▶ [Input records]
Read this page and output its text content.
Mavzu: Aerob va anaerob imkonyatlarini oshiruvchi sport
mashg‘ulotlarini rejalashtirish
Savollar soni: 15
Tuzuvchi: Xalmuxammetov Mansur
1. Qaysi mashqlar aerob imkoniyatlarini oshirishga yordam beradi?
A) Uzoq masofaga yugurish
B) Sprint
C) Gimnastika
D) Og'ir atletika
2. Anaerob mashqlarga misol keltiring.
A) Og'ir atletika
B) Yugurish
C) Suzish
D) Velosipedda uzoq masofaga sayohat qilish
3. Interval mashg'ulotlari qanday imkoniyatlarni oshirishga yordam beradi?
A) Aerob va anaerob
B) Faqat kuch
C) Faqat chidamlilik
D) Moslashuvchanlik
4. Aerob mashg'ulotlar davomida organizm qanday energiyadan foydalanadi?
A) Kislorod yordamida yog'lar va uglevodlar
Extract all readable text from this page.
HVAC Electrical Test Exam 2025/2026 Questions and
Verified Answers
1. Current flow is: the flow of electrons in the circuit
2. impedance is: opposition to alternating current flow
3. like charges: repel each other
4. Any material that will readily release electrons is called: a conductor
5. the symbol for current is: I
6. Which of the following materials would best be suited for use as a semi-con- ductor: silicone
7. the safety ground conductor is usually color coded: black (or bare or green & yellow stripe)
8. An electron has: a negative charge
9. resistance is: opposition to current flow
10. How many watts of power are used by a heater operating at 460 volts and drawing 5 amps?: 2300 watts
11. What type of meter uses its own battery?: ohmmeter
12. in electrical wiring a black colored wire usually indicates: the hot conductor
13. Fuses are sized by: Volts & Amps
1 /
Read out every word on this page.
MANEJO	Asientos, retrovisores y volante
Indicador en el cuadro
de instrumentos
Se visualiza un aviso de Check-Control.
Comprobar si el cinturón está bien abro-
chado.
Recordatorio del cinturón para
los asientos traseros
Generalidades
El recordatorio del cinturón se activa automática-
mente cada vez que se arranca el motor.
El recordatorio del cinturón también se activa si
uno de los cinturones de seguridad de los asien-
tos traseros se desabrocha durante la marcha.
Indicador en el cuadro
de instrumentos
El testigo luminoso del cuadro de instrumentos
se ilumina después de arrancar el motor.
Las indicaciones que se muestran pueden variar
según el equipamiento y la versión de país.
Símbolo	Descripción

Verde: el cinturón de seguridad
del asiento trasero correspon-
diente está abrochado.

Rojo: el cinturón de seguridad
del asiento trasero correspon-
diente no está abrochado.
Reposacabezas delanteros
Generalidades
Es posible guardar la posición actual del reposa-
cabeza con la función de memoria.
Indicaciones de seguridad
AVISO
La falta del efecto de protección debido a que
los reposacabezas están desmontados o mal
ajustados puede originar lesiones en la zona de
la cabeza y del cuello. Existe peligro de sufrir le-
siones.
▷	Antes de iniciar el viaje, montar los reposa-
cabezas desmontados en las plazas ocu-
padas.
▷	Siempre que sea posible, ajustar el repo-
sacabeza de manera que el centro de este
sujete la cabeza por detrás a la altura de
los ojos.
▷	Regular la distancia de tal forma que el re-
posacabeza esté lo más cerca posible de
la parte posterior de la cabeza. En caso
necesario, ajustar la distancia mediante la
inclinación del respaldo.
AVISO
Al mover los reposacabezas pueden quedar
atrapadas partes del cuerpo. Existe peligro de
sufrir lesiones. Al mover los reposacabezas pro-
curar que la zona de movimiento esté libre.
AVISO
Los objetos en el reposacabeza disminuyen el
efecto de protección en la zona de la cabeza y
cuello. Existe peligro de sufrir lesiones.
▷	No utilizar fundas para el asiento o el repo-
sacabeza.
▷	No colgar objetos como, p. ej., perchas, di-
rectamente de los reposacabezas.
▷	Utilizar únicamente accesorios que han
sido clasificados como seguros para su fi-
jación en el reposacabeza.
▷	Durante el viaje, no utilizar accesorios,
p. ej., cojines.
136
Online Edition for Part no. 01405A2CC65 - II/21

▶ [Requirement] Retype all the material above precisely, with no line left out.

▶ [Complete answer]
Read this page and output its text content.
Mavzu: Aerob va anaerob imkonyatlarini oshiruvchi sport
mashg‘ulotlarini rejalashtirish
Savollar soni: 15
Tuzuvchi: Xalmuxammetov Mansur
1. Qaysi mashqlar aerob imkoniyatlarini oshirishga yordam beradi?
A) Uzoq masofaga yugurish
B) Sprint
C) Gimnastika
D) Og'ir atletika
2. Anaerob mashqlarga misol keltiring.
A) Og'ir atletika
B) Yugurish
C) Suzish
D) Velosipedda uzoq masofaga sayohat qilish
3. Interval mashg'ulotlari qanday imkoniyatlarni oshirishga yordam beradi?
A) Aerob va anaerob
B) Faqat kuch
C) Faqat chidamlilik
D) Moslashuvchanlik
4. Aerob mashg'ulotlar davomida organizm qanday energiyadan foydalanadi?
A) Kislorod yordamida yog'lar va uglevodlar
Extract all readable text from this page.
HVAC Electrical Test Exam 2025/2026 Questions and
Verified Answers
1. Current flow is: the flow of electrons in the circuit
2. impedance is: opposition to alternating current flow
3. like charges: repel each other
4. Any material that will readily release electrons is called: a conductor
5. the symbol for current is: I
6. Which of the following materials would best be suited for use as a semi-con- ductor: silicone
7. the safety ground conductor is usually color coded: black (or bare or green & yellow stripe)
8. An electron has: a negative charge
9. resistance is: opposition to current flow
10. How many watts of power are used by a heater operating at 460 volts and drawing 5 amps?: 2300 watts
11. What type of meter uses its own battery?: ohmmeter
12. in electrical wiring a black colored wire usually indicates: the hot conductor
13. Fuses are sized by: Volts & Amps
1 /
Read out every word on this page.
MANEJO	Asientos, retrovisores y volante
Indicador en el cuadro
de instrumentos
Se visualiza un aviso de Check-Control.
Comprobar si el cinturón está bien abro-
chado.
Recordatorio del cinturón para
los asientos traseros
Generalidades
El recordatorio del cinturón se activa automática-
mente cada vez que se arranca el motor.
El recordatorio del cinturón también se activa si
uno de los cinturones de seguridad de los asien-
tos traseros se desabrocha durante la marcha.
Indicador en el cuadro
de instrumentos
El testigo luminoso del cuadro de instrumentos
se ilumina después de arrancar el motor.
Las indicaciones que se muestran pueden variar
según el equipamiento y la versión de país.
Símbolo	Descripción

Verde: el cinturón de seguridad
del asiento trasero correspon-
diente está abrochado.

Rojo: el cinturón de seguridad
del asiento trasero correspon-
diente no está abrochado.
Reposacabezas delanteros
Generalidades
Es posible guardar la posición actual del reposa-
cabeza con la función de memoria.
Indicaciones de seguridad
AVISO
La falta del efecto de protección debido a que
los reposacabezas están desmontados o mal
ajustados puede originar lesiones en la zona de
la cabeza y del cuello. Existe peligro de sufrir le-
siones.
▷	Antes de iniciar el viaje, montar los reposa-
cabezas desmontados en las plazas ocu-
padas.
▷	Siempre que sea posible, ajustar el repo-
sacabeza de manera que el centro de este
sujete la cabeza por detrás a la altura de
los ojos.
▷	Regular la distancia de tal forma que el re-
posacabeza esté lo más cerca posible de
la parte posterior de la cabeza. En caso
necesario, ajustar la distancia mediante la
inclinación del respaldo.
AVISO
Al mover los reposacabezas pueden quedar
atrapadas partes del cuerpo. Existe peligro de
sufrir lesiones. Al mover los reposacabezas pro-
curar que la zona de movimiento esté libre.
AVISO
Los objetos en el reposacabeza disminuyen el
efecto de protección en la zona de la cabeza y
cuello. Existe peligro de sufrir lesiones.
▷	No utilizar fundas para el asiento o el repo-
sacabeza.
▷	No colgar objetos como, p. ej., perchas, di-
rectamente de los reposacabezas.
▷	Utilizar únicamente accesorios que han
sido clasificados como seguros para su fi-
jación en el reposacabeza.
▷	Durante el viaje, no utilizar accesorios,
p. ej., cojines.
136
Online Edition for Part no. 01405A2CC65 - II/21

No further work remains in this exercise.